_WRITTEN EXERCISE:_ Give the material again in full, matching it exactly.

Stored data:
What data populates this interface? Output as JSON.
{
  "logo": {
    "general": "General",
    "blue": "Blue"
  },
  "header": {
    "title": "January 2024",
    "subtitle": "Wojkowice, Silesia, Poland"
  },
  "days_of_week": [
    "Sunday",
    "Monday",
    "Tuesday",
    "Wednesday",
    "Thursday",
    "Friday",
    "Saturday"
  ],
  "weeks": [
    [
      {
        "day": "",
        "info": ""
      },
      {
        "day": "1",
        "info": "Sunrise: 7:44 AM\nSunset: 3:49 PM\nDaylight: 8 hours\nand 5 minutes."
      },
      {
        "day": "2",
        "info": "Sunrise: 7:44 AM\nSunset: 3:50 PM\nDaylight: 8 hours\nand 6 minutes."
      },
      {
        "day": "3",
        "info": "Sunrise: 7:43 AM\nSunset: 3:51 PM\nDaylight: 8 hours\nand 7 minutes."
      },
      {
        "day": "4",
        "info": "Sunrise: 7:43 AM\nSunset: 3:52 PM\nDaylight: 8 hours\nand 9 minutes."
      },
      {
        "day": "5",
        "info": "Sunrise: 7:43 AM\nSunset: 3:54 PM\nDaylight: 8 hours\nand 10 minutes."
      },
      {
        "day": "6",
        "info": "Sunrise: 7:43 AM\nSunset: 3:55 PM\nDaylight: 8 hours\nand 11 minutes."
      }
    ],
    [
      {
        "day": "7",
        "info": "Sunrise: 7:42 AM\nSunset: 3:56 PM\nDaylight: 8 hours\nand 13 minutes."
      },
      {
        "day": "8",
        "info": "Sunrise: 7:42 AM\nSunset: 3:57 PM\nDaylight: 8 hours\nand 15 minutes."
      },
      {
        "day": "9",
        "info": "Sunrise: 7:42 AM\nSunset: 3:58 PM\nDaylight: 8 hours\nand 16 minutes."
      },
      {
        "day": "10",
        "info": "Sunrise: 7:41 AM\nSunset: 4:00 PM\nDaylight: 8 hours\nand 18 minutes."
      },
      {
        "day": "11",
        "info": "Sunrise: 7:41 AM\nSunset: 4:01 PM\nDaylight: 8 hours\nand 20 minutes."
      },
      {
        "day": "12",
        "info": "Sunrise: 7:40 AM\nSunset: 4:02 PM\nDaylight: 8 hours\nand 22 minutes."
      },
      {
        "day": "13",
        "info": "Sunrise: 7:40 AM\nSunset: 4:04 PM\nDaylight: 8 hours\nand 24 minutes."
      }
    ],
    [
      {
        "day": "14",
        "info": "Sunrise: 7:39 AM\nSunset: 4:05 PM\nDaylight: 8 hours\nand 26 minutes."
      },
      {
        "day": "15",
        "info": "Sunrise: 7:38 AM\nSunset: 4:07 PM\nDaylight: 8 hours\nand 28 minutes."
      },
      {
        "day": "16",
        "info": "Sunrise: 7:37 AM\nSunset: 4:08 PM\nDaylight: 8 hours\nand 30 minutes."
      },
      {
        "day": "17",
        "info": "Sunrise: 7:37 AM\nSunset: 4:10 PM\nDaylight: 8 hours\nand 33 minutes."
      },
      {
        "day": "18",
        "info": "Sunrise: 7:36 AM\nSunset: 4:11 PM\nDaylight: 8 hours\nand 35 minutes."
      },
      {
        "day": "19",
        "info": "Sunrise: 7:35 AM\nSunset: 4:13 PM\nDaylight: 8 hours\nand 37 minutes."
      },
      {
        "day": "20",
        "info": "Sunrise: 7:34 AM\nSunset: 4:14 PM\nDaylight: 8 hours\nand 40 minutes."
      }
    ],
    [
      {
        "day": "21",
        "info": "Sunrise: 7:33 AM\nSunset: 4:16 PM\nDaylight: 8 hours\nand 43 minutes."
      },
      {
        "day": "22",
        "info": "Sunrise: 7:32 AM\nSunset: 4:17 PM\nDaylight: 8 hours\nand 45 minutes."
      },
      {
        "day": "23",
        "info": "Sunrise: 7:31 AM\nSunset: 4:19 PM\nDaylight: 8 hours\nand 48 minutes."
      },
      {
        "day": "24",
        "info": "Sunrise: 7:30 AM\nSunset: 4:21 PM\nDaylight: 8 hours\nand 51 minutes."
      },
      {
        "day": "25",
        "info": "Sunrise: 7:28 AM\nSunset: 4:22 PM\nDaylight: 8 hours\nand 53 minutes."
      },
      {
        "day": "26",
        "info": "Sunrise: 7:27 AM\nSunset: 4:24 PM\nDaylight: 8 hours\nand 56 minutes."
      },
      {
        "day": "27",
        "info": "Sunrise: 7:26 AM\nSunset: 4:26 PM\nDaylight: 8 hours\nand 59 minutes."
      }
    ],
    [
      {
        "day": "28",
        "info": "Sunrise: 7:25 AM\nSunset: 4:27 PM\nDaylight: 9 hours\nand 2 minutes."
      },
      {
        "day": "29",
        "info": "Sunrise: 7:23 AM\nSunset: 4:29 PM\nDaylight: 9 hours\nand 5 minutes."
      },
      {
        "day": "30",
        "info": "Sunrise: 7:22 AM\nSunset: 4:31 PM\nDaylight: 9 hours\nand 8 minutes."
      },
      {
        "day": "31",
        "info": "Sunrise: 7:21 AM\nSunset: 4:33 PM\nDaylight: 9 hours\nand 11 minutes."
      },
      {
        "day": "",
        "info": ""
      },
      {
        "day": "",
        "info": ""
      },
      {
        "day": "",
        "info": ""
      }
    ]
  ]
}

_SOLUTION TO THIS TASK:_
What data populates this interface? Output as JSON.
{
  "logo": {
    "general": "General",
    "blue": "Blue"
  },
  "header": {
    "title": "January 2024",
    "subtitle": "Wojkowice, Silesia, Poland"
  },
  "days_of_week": [
    "Sunday",
    "Monday",
    "Tuesday",
    "Wednesday",
    "Thursday",
    "Friday",
    "Saturday"
  ],
  "weeks": [
    [
      {
        "day": "",
        "info": ""
      },
      {
        "day": "1",
        "info": "Sunrise: 7:44 AM\nSunset: 3:49 PM\nDaylight: 8 hours\nand 5 minutes."
      },
      {
        "day": "2",
        "info": "Sunrise: 7:44 AM\nSunset: 3:50 PM\nDaylight: 8 hours\nand 6 minutes."
      },
      {
        "day": "3",
        "info": "Sunrise: 7:43 AM\nSunset: 3:51 PM\nDaylight: 8 hours\nand 7 minutes."
      },
      {
        "day": "4",
        "info": "Sunrise: 7:43 AM\nSunset: 3:52 PM\nDaylight: 8 hours\nand 9 minutes."
      },
      {
        "day": "5",
        "info": "Sunrise: 7:43 AM\nSunset: 3:54 PM\nDaylight: 8 hours\nand 10 minutes."
      },
      {
        "day": "6",
        "info": "Sunrise: 7:43 AM\nSunset: 3:55 PM\nDaylight: 8 hours\nand 11 minutes."
      }
    ],
    [
      {
        "day": "7",
        "info": "Sunrise: 7:42 AM\nSunset: 3:56 PM\nDaylight: 8 hours\nand 13 minutes."
      },
      {
        "day": "8",
        "info": "Sunrise: 7:42 AM\nSunset: 3:57 PM\nDaylight: 8 hours\nand 15 minutes."
      },
      {
        "day": "9",
        "info": "Sunrise: 7:42 AM\nSunset: 3:58 PM\nDaylight: 8 hours\nand 16 minutes."
      },
      {
        "day": "10",
        "info": "Sunrise: 7:41 AM\nSunset: 4:00 PM\nDaylight: 8 hours\nand 18 minutes."
      },
      {
        "day": "11",
        "info": "Sunrise: 7:41 AM\nSunset: 4:01 PM\nDaylight: 8 hours\nand 20 minutes."
      },
      {
        "day": "12",
        "info": "Sunrise: 7:40 AM\nSunset: 4:02 PM\nDaylight: 8 hours\nand 22 minutes."
      },
      {
        "day": "13",
        "info": "Sunrise: 7:40 AM\nSunset: 4:04 PM\nDaylight: 8 hours\nand 24 minutes."
      }
    ],
    [
      {
        "day": "14",
        "info": "Sunrise: 7:39 AM\nSunset: 4:05 PM\nDaylight: 8 hours\nand 26 minutes."
      },
      {
        "day": "15",
        "info": "Sunrise: 7:38 AM\nSunset: 4:07 PM\nDaylight: 8 hours\nand 28 minutes."
      },
      {
        "day": "16",
        "info": "Sunrise: 7:37 AM\nSunset: 4:08 PM\nDaylight: 8 hours\nand 30 minutes."
      },
      {
        "day": "17",
        "info": "Sunrise: 7:37 AM\nSunset: 4:10 PM\nDaylight: 8 hours\nand 33 minutes."
      },
      {
        "day": "18",
        "info": "Sunrise: 7:36 AM\nSunset: 4:11 PM\nDaylight: 8 hours\nand 35 minutes."
      },
      {
        "day": "19",
        "info": "Sunrise: 7:35 AM\nSunset: 4:13 PM\nDaylight: 8 hours\nand 37 minutes."
      },
      {
        "day": "20",
        "info": "Sunrise: 7:34 AM\nSunset: 4:14 PM\nDaylight: 8 hours\nand 40 minutes."
      }
    ],
    [
      {
        "day": "21",
        "info": "Sunrise: 7:33 AM\nSunset: 4:16 PM\nDaylight: 8 hours\nand 43 minutes."
      },
      {
        "day": "22",
        "info": "Sunrise: 7:32 AM\nSunset: 4:17 PM\nDaylight: 8 hours\nand 45 minutes."
      },
      {
        "day": "23",
        "info": "Sunrise: 7:31 AM\nSunset: 4:19 PM\nDaylight: 8 hours\nand 48 minutes."
      },
      {
        "day": "24",
        "info": "Sunrise: 7:30 AM\nSunset: 4:21 PM\nDaylight: 8 hours\nand 51 minutes."
      },
      {
        "day": "25",
        "info": "Sunrise: 7:28 AM\nSunset: 4:22 PM\nDaylight: 8 hours\nand 53 minutes."
      },
      {
        "day": "26",
        "info": "Sunrise: 7:27 AM\nSunset: 4:24 PM\nDaylight: 8 hours\nand 56 minutes."
      },
      {
        "day": "27",
        "info": "Sunrise: 7:26 AM\nSunset: 4:26 PM\nDaylight: 8 hours\nand 59 minutes."
      }
    ],
    [
      {
        "day": "28",
        "info": "Sunrise: 7:25 AM\nSunset: 4:27 PM\nDaylight: 9 hours\nand 2 minutes."
      },
      {
        "day": "29",
        "info": "Sunrise: 7:23 AM\nSunset: 4:29 PM\nDaylight: 9 hours\nand 5 minutes."
      },
      {
        "day": "30",
        "info": "Sunrise: 7:22 AM\nSunset: 4:31 PM\nDaylight: 9 hours\nand 8 minutes."
      },
      {
        "day": "31",
        "info": "Sunrise: 7:21 AM\nSunset: 4:33 PM\nDaylight: 9 hours\nand 11 minutes."
      },
      {
        "day": "",
        "info": ""
      },
      {
        "day": "",
        "info": ""
      },
      {
        "day": "",
        "info": ""
      }
    ]
  ]
}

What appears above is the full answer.